**Exercise requirements**
Copy the lines below word for word, leaving out the picture.

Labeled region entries
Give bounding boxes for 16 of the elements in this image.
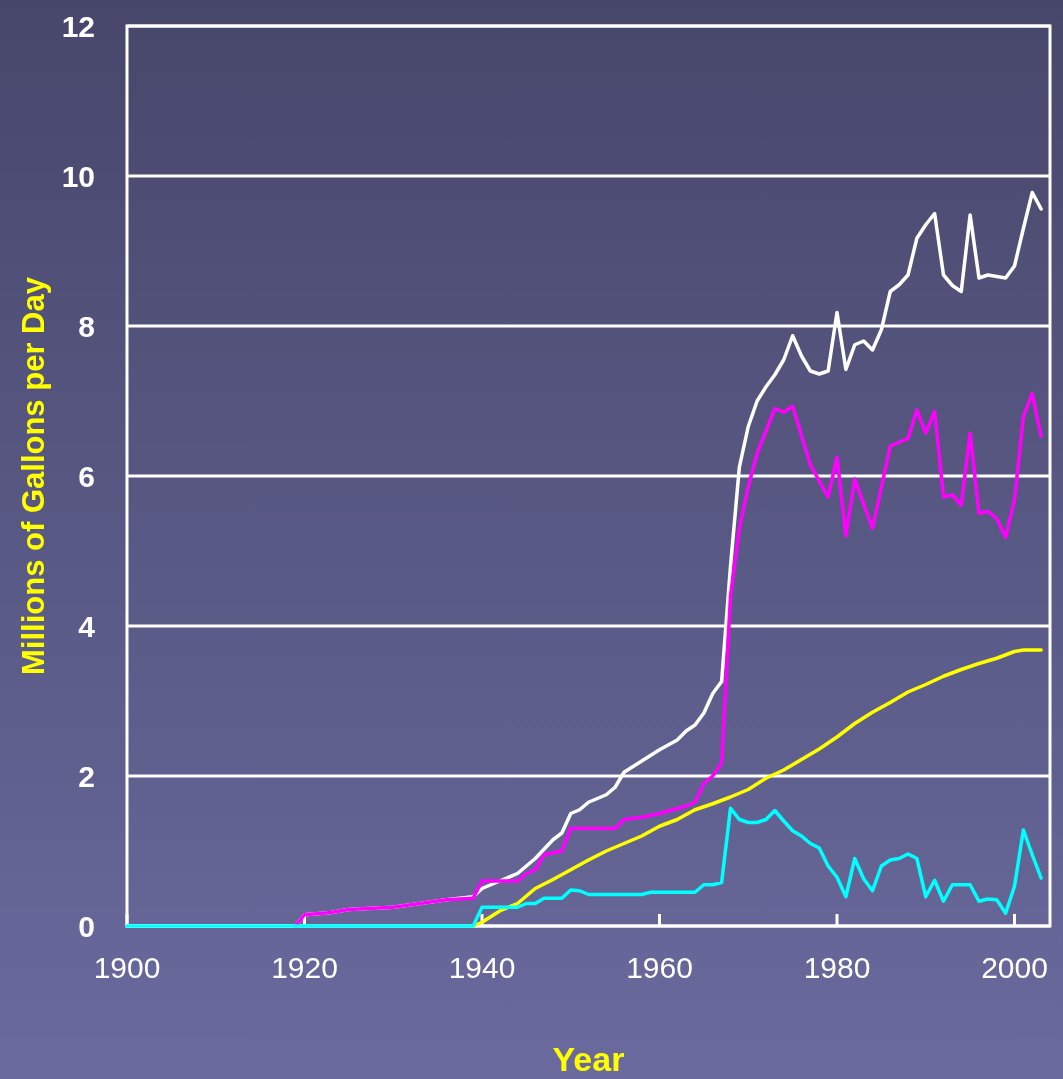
line-series: [125, 806, 1043, 928]
y-tick-label: 2: [78, 760, 95, 793]
y-axis-title: Millions of Gallons per Day: [16, 276, 51, 675]
x-axis-title: Year: [552, 1040, 625, 1078]
x-tick-label: 2000: [981, 951, 1048, 984]
y-tick-label: 6: [78, 460, 95, 493]
x-tick-label: 1920: [271, 951, 338, 984]
y-tick-label: 10: [61, 160, 95, 193]
x-tick-label: 1960: [626, 951, 693, 984]
x-tick-label: 1900: [93, 951, 161, 984]
y-tick-label: 12: [61, 10, 95, 43]
y-tick-label: 0: [78, 910, 95, 943]
y-tick-label: 8: [78, 310, 95, 343]
x-tick-label: 1940: [448, 951, 516, 984]
x-tick-label: 1980: [803, 951, 871, 984]
y-tick-label: 4: [78, 610, 96, 643]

**Solution to the problem**
Give bounding boxes for 16 of the elements in this image.
line-series: [125, 806, 1043, 928]
y-tick-label: 2: [78, 760, 95, 793]
y-axis-title: Millions of Gallons per Day: [16, 276, 51, 675]
x-axis-title: Year: [552, 1040, 625, 1078]
x-tick-label: 2000: [981, 951, 1048, 984]
y-tick-label: 6: [78, 460, 95, 493]
x-tick-label: 1920: [271, 951, 338, 984]
y-tick-label: 10: [61, 160, 95, 193]
x-tick-label: 1960: [626, 951, 693, 984]
x-tick-label: 1900: [93, 951, 161, 984]
y-tick-label: 12: [61, 10, 95, 43]
y-tick-label: 0: [78, 910, 95, 943]
y-tick-label: 8: [78, 310, 95, 343]
x-tick-label: 1940: [448, 951, 516, 984]
x-tick-label: 1980: [803, 951, 871, 984]
y-tick-label: 4: [78, 610, 96, 643]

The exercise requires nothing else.